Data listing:
-- start --

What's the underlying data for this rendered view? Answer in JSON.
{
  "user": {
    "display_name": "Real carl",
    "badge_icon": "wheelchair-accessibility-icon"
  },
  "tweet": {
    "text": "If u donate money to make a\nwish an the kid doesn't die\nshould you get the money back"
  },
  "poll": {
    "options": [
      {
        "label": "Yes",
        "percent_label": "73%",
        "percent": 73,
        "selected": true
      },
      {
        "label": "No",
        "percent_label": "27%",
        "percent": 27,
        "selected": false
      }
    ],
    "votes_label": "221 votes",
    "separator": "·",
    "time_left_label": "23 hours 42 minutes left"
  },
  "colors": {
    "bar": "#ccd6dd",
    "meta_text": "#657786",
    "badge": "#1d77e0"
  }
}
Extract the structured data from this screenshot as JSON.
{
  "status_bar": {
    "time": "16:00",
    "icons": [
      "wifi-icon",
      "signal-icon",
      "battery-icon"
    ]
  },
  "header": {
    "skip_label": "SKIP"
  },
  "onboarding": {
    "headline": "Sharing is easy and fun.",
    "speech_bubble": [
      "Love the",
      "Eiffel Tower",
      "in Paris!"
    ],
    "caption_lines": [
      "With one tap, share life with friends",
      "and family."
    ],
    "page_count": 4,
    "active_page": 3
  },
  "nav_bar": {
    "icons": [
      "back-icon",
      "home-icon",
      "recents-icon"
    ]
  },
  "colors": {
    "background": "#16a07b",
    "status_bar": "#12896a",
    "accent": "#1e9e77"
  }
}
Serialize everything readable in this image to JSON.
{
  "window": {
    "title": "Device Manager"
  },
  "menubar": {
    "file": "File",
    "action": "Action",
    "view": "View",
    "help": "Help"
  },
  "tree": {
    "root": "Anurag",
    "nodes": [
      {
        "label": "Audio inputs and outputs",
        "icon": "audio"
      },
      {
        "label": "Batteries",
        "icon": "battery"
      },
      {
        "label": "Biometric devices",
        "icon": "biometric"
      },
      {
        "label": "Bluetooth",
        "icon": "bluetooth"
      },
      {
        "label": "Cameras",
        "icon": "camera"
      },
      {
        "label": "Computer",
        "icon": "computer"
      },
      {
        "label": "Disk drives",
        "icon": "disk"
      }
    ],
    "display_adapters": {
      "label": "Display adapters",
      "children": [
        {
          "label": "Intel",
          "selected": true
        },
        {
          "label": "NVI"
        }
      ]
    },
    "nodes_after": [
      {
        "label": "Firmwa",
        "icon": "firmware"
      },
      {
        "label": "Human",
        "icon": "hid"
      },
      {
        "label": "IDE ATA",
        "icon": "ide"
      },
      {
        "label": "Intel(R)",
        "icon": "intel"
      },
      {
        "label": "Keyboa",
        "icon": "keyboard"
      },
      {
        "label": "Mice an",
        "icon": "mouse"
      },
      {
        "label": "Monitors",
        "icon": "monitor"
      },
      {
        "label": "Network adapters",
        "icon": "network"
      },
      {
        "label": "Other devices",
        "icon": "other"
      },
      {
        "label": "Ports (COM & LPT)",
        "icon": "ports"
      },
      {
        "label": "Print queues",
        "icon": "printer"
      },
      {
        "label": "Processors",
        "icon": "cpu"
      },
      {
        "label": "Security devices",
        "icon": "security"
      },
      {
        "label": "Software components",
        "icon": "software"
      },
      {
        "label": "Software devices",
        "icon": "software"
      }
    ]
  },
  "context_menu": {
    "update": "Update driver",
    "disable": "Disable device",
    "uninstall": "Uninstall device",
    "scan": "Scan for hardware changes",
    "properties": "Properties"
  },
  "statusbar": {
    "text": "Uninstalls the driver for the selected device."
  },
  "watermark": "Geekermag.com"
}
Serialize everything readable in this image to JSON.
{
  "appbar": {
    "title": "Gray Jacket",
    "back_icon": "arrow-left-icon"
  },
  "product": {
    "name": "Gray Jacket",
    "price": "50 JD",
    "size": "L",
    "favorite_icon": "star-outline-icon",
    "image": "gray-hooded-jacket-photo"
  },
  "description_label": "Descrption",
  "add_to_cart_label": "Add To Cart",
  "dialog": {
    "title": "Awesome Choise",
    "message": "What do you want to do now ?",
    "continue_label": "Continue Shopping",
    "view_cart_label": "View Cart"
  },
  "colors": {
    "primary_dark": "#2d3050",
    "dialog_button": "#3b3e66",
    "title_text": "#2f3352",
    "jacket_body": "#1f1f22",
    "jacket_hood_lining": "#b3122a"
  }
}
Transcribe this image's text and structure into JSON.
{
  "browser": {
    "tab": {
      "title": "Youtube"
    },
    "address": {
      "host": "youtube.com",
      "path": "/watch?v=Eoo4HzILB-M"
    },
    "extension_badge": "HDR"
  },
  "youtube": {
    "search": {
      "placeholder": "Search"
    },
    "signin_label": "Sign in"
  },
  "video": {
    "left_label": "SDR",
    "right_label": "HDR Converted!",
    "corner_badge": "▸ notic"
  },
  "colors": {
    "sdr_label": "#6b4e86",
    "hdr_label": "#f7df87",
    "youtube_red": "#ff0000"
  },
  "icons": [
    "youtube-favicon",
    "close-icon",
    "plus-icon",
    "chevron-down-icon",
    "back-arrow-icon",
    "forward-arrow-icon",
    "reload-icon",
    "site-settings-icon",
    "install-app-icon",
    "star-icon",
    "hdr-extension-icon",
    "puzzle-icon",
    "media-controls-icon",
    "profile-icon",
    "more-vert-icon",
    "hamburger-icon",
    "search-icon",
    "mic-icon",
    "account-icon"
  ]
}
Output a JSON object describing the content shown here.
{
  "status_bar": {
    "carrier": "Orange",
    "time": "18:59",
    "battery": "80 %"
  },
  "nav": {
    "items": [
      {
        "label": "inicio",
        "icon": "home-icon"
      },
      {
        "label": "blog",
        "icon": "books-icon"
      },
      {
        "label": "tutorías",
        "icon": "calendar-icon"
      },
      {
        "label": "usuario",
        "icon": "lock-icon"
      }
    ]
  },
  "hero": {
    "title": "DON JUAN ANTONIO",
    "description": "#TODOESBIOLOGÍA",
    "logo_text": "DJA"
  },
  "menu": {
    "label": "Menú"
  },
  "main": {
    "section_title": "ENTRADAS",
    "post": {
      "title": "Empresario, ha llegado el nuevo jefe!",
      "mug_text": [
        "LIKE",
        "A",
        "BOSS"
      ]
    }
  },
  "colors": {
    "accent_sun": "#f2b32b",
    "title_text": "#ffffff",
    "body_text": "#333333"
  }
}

-- end --

Using the records above, gather all lines where the string "What" is present.

What's the underlying data for this rendered view? Answer in JSON.
    "message": "What do you want to do now ?",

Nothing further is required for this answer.